§ Brief
Exactly as written, retype the listing below, omitting the pictures.

§ Records supplied
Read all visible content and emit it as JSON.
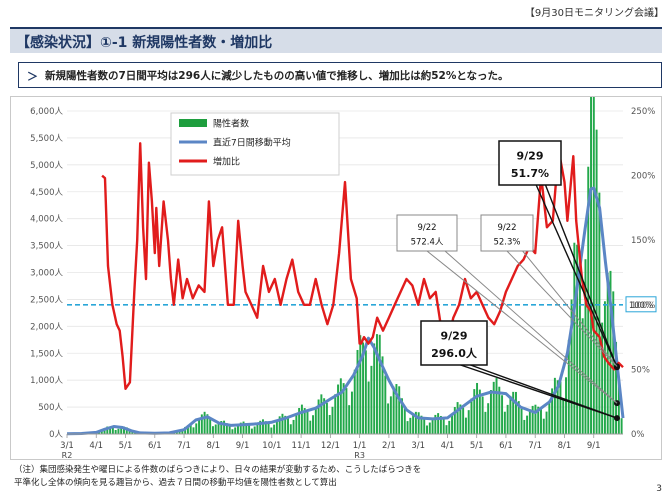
{
  "meeting_tag": "【9月30日モニタリング会議】",
  "header": {
    "title": "【感染状況】①-1 新規陽性者数・増加比"
  },
  "summary": {
    "arrow": "＞",
    "text": "新規陽性者数の7日間平均は296人に減少したものの高い値で推移し、増加比は約52%となった。"
  },
  "note": {
    "line1": "（注）集団感染発生や曜日による件数のばらつきにより、日々の結果が変動するため、こうしたばらつきを",
    "line2": "平準化し全体の傾向を見る趣旨から、過去７日間の移動平均値を陽性者数として算出"
  },
  "page_number": "3",
  "chart_data": {
    "type": "bar",
    "title": "",
    "xlabel": "",
    "ylabel": "",
    "ylim": [
      0,
      6000
    ],
    "y2lim": [
      0,
      250
    ],
    "x_ticks": [
      "3/1",
      "4/1",
      "5/1",
      "6/1",
      "7/1",
      "8/1",
      "9/1",
      "10/1",
      "11/1",
      "12/1",
      "1/1",
      "2/1",
      "3/1",
      "4/1",
      "5/1",
      "6/1",
      "7/1",
      "8/1",
      "9/1"
    ],
    "x_year_labels": [
      {
        "at": "3/1",
        "label": "R2"
      },
      {
        "at": "1/1",
        "label": "R3"
      }
    ],
    "y_ticks": [
      "0人",
      "500人",
      "1,000人",
      "1,500人",
      "2,000人",
      "2,500人",
      "3,000人",
      "3,500人",
      "4,000人",
      "4,500人",
      "5,000人",
      "5,500人",
      "6,000人"
    ],
    "y2_ticks": [
      "0%",
      "50%",
      "100%",
      "150%",
      "200%",
      "250%"
    ],
    "reference_line": {
      "value": 100,
      "label": "100%",
      "axis": "right"
    },
    "legend": [
      {
        "name": "陽性者数",
        "color": "#1e9e3e",
        "kind": "bar"
      },
      {
        "name": "直近7日間移動平均",
        "color": "#5b86c5",
        "kind": "line"
      },
      {
        "name": "増加比",
        "color": "#e11c1c",
        "kind": "line"
      }
    ],
    "series": [
      {
        "name": "直近7日間移動平均",
        "axis": "left",
        "x": [
          0,
          0.5,
          1,
          1.3,
          1.6,
          1.9,
          2.2,
          2.5,
          3,
          3.5,
          4,
          4.4,
          4.8,
          5.2,
          5.6,
          6,
          6.5,
          7,
          7.5,
          8,
          8.5,
          9,
          9.4,
          9.8,
          10.1,
          10.3,
          10.5,
          10.7,
          11,
          11.3,
          11.6,
          12,
          12.5,
          13,
          13.5,
          14,
          14.5,
          15,
          15.5,
          16,
          16.5,
          16.8,
          17.1,
          17.3,
          17.5,
          17.7,
          17.9,
          18,
          18.2,
          18.4,
          18.6,
          18.8,
          19
        ],
        "y": [
          5,
          10,
          30,
          90,
          140,
          120,
          60,
          20,
          15,
          20,
          80,
          260,
          320,
          200,
          160,
          170,
          190,
          220,
          300,
          400,
          480,
          650,
          780,
          1100,
          1450,
          1780,
          1600,
          1350,
          1000,
          700,
          450,
          300,
          280,
          300,
          500,
          700,
          780,
          750,
          500,
          400,
          600,
          900,
          1500,
          2200,
          3000,
          3800,
          4550,
          4570,
          4200,
          3200,
          2300,
          1300,
          296
        ]
      },
      {
        "name": "増加比",
        "axis": "right",
        "x": [
          1.2,
          1.3,
          1.4,
          1.55,
          1.7,
          1.8,
          1.9,
          2.0,
          2.15,
          2.3,
          2.4,
          2.5,
          2.6,
          2.7,
          2.8,
          2.9,
          3.0,
          3.05,
          3.15,
          3.3,
          3.45,
          3.55,
          3.65,
          3.8,
          3.95,
          4.1,
          4.3,
          4.5,
          4.7,
          4.85,
          5.0,
          5.15,
          5.3,
          5.5,
          5.7,
          5.85,
          6.0,
          6.1,
          6.3,
          6.5,
          6.7,
          6.9,
          7.1,
          7.3,
          7.5,
          7.7,
          7.9,
          8.1,
          8.3,
          8.5,
          8.7,
          8.9,
          9.1,
          9.3,
          9.5,
          9.7,
          9.9,
          10.0,
          10.05,
          10.15,
          10.3,
          10.45,
          10.6,
          10.8,
          11.0,
          11.2,
          11.4,
          11.6,
          11.8,
          12.0,
          12.2,
          12.4,
          12.6,
          12.8,
          13.0,
          13.2,
          13.4,
          13.6,
          13.8,
          14.0,
          14.2,
          14.4,
          14.6,
          14.8,
          15.0,
          15.2,
          15.4,
          15.6,
          15.8,
          16.0,
          16.2,
          16.4,
          16.6,
          16.8,
          17.0,
          17.1,
          17.3,
          17.4,
          17.6,
          17.75,
          17.9,
          18.0,
          18.2,
          18.35,
          18.5,
          18.7,
          18.85,
          19.0
        ],
        "y": [
          200,
          198,
          130,
          100,
          85,
          80,
          60,
          35,
          40,
          110,
          150,
          225,
          160,
          120,
          210,
          180,
          140,
          175,
          130,
          180,
          150,
          120,
          100,
          135,
          105,
          120,
          105,
          115,
          110,
          180,
          130,
          150,
          160,
          100,
          100,
          165,
          130,
          110,
          100,
          90,
          130,
          110,
          120,
          100,
          120,
          135,
          110,
          100,
          100,
          120,
          100,
          85,
          100,
          140,
          195,
          120,
          105,
          70,
          70,
          75,
          70,
          75,
          90,
          80,
          90,
          100,
          110,
          120,
          115,
          100,
          120,
          105,
          110,
          80,
          70,
          90,
          100,
          120,
          105,
          110,
          100,
          90,
          85,
          95,
          110,
          120,
          130,
          135,
          145,
          140,
          200,
          160,
          165,
          220,
          195,
          165,
          215,
          165,
          120,
          100,
          95,
          80,
          75,
          60,
          55,
          50,
          55,
          51.7
        ]
      }
    ],
    "annotations": [
      {
        "date": "9/29",
        "value": "51.7%",
        "series": "増加比"
      },
      {
        "date": "9/22",
        "value": "572.4人",
        "series": "直近7日間移動平均"
      },
      {
        "date": "9/22",
        "value": "52.3%",
        "series": "増加比"
      },
      {
        "date": "9/29",
        "value": "296.0人",
        "series": "直近7日間移動平均"
      }
    ]
  }
}
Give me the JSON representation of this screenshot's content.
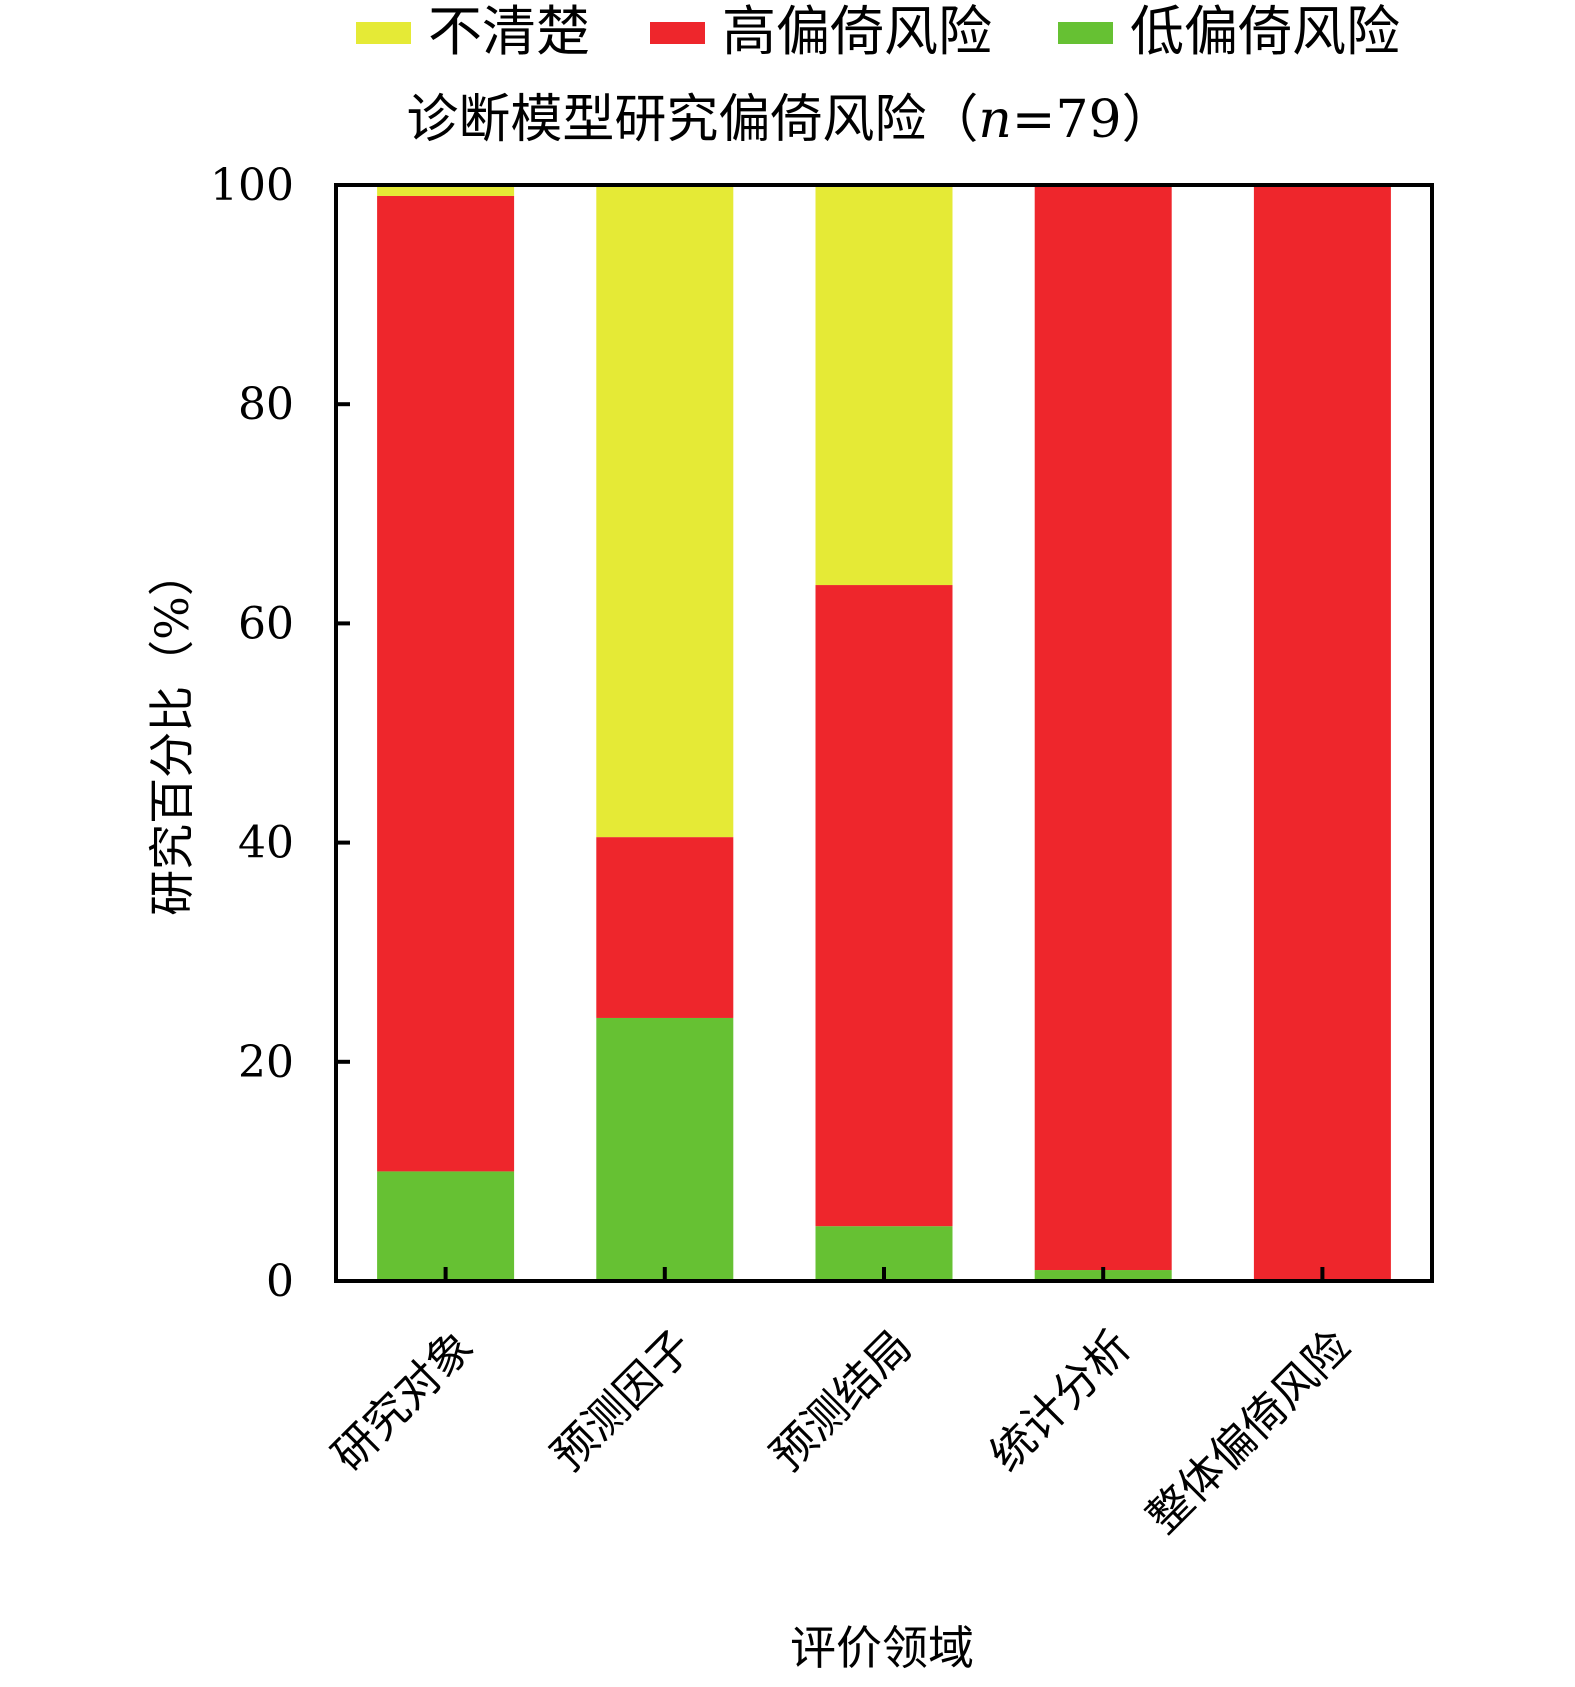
{
  "chart_data": {
    "type": "bar",
    "stacked": true,
    "title_parts": {
      "prefix": "诊断模型研究偏倚风险（",
      "italic": "n",
      "suffix": "=79）"
    },
    "xlabel": "评价领域",
    "ylabel": "研究百分比（%）",
    "ylim": [
      0,
      100
    ],
    "yticks": [
      "0",
      "20",
      "40",
      "60",
      "80",
      "100"
    ],
    "categories": [
      "研究对象",
      "预测因子",
      "预测结局",
      "统计分析",
      "整体偏倚风险"
    ],
    "legend": [
      {
        "label": "不清楚",
        "color": "#e5ea36"
      },
      {
        "label": "高偏倚风险",
        "color": "#ee262c"
      },
      {
        "label": "低偏倚风险",
        "color": "#66c133"
      }
    ],
    "legend_position": "top",
    "grid": false,
    "series": [
      {
        "name": "低偏倚风险",
        "color": "#66c133",
        "values": [
          10,
          24,
          5,
          1,
          0
        ]
      },
      {
        "name": "高偏倚风险",
        "color": "#ee262c",
        "values": [
          89,
          16.5,
          58.5,
          99,
          100
        ]
      },
      {
        "name": "不清楚",
        "color": "#e5ea36",
        "values": [
          1,
          59.5,
          36.5,
          0,
          0
        ]
      }
    ]
  }
}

§ Exercise result
Read all visible content and emit it as JSON.
{
  "meeting_tag": "【9月30日モニタリング会議】",
  "header": {
    "title": "【感染状況】①-1 新規陽性者数・増加比"
  },
  "summary": {
    "arrow": "＞",
    "text": "新規陽性者数の7日間平均は296人に減少したものの高い値で推移し、増加比は約52%となった。"
  },
  "note": {
    "line1": "（注）集団感染発生や曜日による件数のばらつきにより、日々の結果が変動するため、こうしたばらつきを",
    "line2": "平準化し全体の傾向を見る趣旨から、過去７日間の移動平均値を陽性者数として算出"
  },
  "page_number": "3",
  "chart_data": {
    "type": "bar",
    "title": "",
    "xlabel": "",
    "ylabel": "",
    "ylim": [
      0,
      6000
    ],
    "y2lim": [
      0,
      250
    ],
    "x_ticks": [
      "3/1",
      "4/1",
      "5/1",
      "6/1",
      "7/1",
      "8/1",
      "9/1",
      "10/1",
      "11/1",
      "12/1",
      "1/1",
      "2/1",
      "3/1",
      "4/1",
      "5/1",
      "6/1",
      "7/1",
      "8/1",
      "9/1"
    ],
    "x_year_labels": [
      {
        "at": "3/1",
        "label": "R2"
      },
      {
        "at": "1/1",
        "label": "R3"
      }
    ],
    "y_ticks": [
      "0人",
      "500人",
      "1,000人",
      "1,500人",
      "2,000人",
      "2,500人",
      "3,000人",
      "3,500人",
      "4,000人",
      "4,500人",
      "5,000人",
      "5,500人",
      "6,000人"
    ],
    "y2_ticks": [
      "0%",
      "50%",
      "100%",
      "150%",
      "200%",
      "250%"
    ],
    "reference_line": {
      "value": 100,
      "label": "100%",
      "axis": "right"
    },
    "legend": [
      {
        "name": "陽性者数",
        "color": "#1e9e3e",
        "kind": "bar"
      },
      {
        "name": "直近7日間移動平均",
        "color": "#5b86c5",
        "kind": "line"
      },
      {
        "name": "増加比",
        "color": "#e11c1c",
        "kind": "line"
      }
    ],
    "series": [
      {
        "name": "直近7日間移動平均",
        "axis": "left",
        "x": [
          0,
          0.5,
          1,
          1.3,
          1.6,
          1.9,
          2.2,
          2.5,
          3,
          3.5,
          4,
          4.4,
          4.8,
          5.2,
          5.6,
          6,
          6.5,
          7,
          7.5,
          8,
          8.5,
          9,
          9.4,
          9.8,
          10.1,
          10.3,
          10.5,
          10.7,
          11,
          11.3,
          11.6,
          12,
          12.5,
          13,
          13.5,
          14,
          14.5,
          15,
          15.5,
          16,
          16.5,
          16.8,
          17.1,
          17.3,
          17.5,
          17.7,
          17.9,
          18,
          18.2,
          18.4,
          18.6,
          18.8,
          19
        ],
        "y": [
          5,
          10,
          30,
          90,
          140,
          120,
          60,
          20,
          15,
          20,
          80,
          260,
          320,
          200,
          160,
          170,
          190,
          220,
          300,
          400,
          480,
          650,
          780,
          1100,
          1450,
          1780,
          1600,
          1350,
          1000,
          700,
          450,
          300,
          280,
          300,
          500,
          700,
          780,
          750,
          500,
          400,
          600,
          900,
          1500,
          2200,
          3000,
          3800,
          4550,
          4570,
          4200,
          3200,
          2300,
          1300,
          296
        ]
      },
      {
        "name": "増加比",
        "axis": "right",
        "x": [
          1.2,
          1.3,
          1.4,
          1.55,
          1.7,
          1.8,
          1.9,
          2.0,
          2.15,
          2.3,
          2.4,
          2.5,
          2.6,
          2.7,
          2.8,
          2.9,
          3.0,
          3.05,
          3.15,
          3.3,
          3.45,
          3.55,
          3.65,
          3.8,
          3.95,
          4.1,
          4.3,
          4.5,
          4.7,
          4.85,
          5.0,
          5.15,
          5.3,
          5.5,
          5.7,
          5.85,
          6.0,
          6.1,
          6.3,
          6.5,
          6.7,
          6.9,
          7.1,
          7.3,
          7.5,
          7.7,
          7.9,
          8.1,
          8.3,
          8.5,
          8.7,
          8.9,
          9.1,
          9.3,
          9.5,
          9.7,
          9.9,
          10.0,
          10.05,
          10.15,
          10.3,
          10.45,
          10.6,
          10.8,
          11.0,
          11.2,
          11.4,
          11.6,
          11.8,
          12.0,
          12.2,
          12.4,
          12.6,
          12.8,
          13.0,
          13.2,
          13.4,
          13.6,
          13.8,
          14.0,
          14.2,
          14.4,
          14.6,
          14.8,
          15.0,
          15.2,
          15.4,
          15.6,
          15.8,
          16.0,
          16.2,
          16.4,
          16.6,
          16.8,
          17.0,
          17.1,
          17.3,
          17.4,
          17.6,
          17.75,
          17.9,
          18.0,
          18.2,
          18.35,
          18.5,
          18.7,
          18.85,
          19.0
        ],
        "y": [
          200,
          198,
          130,
          100,
          85,
          80,
          60,
          35,
          40,
          110,
          150,
          225,
          160,
          120,
          210,
          180,
          140,
          175,
          130,
          180,
          150,
          120,
          100,
          135,
          105,
          120,
          105,
          115,
          110,
          180,
          130,
          150,
          160,
          100,
          100,
          165,
          130,
          110,
          100,
          90,
          130,
          110,
          120,
          100,
          120,
          135,
          110,
          100,
          100,
          120,
          100,
          85,
          100,
          140,
          195,
          120,
          105,
          70,
          70,
          75,
          70,
          75,
          90,
          80,
          90,
          100,
          110,
          120,
          115,
          100,
          120,
          105,
          110,
          80,
          70,
          90,
          100,
          120,
          105,
          110,
          100,
          90,
          85,
          95,
          110,
          120,
          130,
          135,
          145,
          140,
          200,
          160,
          165,
          220,
          195,
          165,
          215,
          165,
          120,
          100,
          95,
          80,
          75,
          60,
          55,
          50,
          55,
          51.7
        ]
      }
    ],
    "annotations": [
      {
        "date": "9/29",
        "value": "51.7%",
        "series": "増加比"
      },
      {
        "date": "9/22",
        "value": "572.4人",
        "series": "直近7日間移動平均"
      },
      {
        "date": "9/22",
        "value": "52.3%",
        "series": "増加比"
      },
      {
        "date": "9/29",
        "value": "296.0人",
        "series": "直近7日間移動平均"
      }
    ]
  }
}
Give me the JSON representation of this screenshot's content.
{
  "chart_data": {
    "type": "bar",
    "stacked": true,
    "title_parts": {
      "prefix": "诊断模型研究偏倚风险（",
      "italic": "n",
      "suffix": "=79）"
    },
    "xlabel": "评价领域",
    "ylabel": "研究百分比（%）",
    "ylim": [
      0,
      100
    ],
    "yticks": [
      "0",
      "20",
      "40",
      "60",
      "80",
      "100"
    ],
    "categories": [
      "研究对象",
      "预测因子",
      "预测结局",
      "统计分析",
      "整体偏倚风险"
    ],
    "legend": [
      {
        "label": "不清楚",
        "color": "#e5ea36"
      },
      {
        "label": "高偏倚风险",
        "color": "#ee262c"
      },
      {
        "label": "低偏倚风险",
        "color": "#66c133"
      }
    ],
    "legend_position": "top",
    "grid": false,
    "series": [
      {
        "name": "低偏倚风险",
        "color": "#66c133",
        "values": [
          10,
          24,
          5,
          1,
          0
        ]
      },
      {
        "name": "高偏倚风险",
        "color": "#ee262c",
        "values": [
          89,
          16.5,
          58.5,
          99,
          100
        ]
      },
      {
        "name": "不清楚",
        "color": "#e5ea36",
        "values": [
          1,
          59.5,
          36.5,
          0,
          0
        ]
      }
    ]
  }
}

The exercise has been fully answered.